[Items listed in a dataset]
- - - -
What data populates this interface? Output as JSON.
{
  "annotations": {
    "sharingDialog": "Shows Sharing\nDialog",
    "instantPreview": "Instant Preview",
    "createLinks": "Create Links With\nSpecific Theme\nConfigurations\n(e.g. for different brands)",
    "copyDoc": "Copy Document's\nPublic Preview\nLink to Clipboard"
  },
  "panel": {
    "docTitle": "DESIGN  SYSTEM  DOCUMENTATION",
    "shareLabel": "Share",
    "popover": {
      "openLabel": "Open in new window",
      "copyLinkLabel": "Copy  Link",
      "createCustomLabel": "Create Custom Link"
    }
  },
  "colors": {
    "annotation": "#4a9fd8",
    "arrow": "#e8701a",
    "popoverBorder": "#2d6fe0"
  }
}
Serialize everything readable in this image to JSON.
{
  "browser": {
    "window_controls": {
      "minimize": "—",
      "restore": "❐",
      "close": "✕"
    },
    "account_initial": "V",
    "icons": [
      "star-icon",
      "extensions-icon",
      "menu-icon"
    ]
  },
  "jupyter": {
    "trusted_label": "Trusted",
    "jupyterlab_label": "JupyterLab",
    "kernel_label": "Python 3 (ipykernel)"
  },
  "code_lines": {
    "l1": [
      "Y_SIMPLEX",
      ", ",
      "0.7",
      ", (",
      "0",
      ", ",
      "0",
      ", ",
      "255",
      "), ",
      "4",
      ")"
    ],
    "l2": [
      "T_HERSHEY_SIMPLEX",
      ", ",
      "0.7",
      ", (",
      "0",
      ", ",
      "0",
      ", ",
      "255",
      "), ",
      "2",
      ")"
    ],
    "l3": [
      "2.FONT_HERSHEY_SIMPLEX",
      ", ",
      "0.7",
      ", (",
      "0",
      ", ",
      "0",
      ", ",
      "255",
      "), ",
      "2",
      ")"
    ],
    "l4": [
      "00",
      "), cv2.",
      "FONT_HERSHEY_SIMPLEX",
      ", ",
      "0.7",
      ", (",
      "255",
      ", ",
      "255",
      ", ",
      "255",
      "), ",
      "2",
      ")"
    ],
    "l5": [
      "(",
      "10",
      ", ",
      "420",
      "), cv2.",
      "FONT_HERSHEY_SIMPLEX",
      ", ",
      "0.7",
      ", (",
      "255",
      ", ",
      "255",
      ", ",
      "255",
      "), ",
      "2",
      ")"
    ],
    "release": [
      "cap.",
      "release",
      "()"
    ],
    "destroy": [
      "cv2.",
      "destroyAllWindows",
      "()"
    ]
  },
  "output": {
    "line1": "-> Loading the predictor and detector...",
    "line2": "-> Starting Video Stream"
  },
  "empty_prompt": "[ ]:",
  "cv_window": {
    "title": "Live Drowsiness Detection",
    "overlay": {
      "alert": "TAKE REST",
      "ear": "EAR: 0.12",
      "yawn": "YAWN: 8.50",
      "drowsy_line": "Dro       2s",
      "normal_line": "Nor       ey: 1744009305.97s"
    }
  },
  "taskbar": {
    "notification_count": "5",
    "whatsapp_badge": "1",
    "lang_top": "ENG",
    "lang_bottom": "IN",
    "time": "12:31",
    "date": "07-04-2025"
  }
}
- - - -
> [What is required]:
Check each line of the records above for the string "Copy", and report every line that has it.

> [Exercise response]:
    "copyDoc": "Copy Document's\nPublic Preview\nLink to Clipboard"
      "copyLinkLabel": "Copy  Link",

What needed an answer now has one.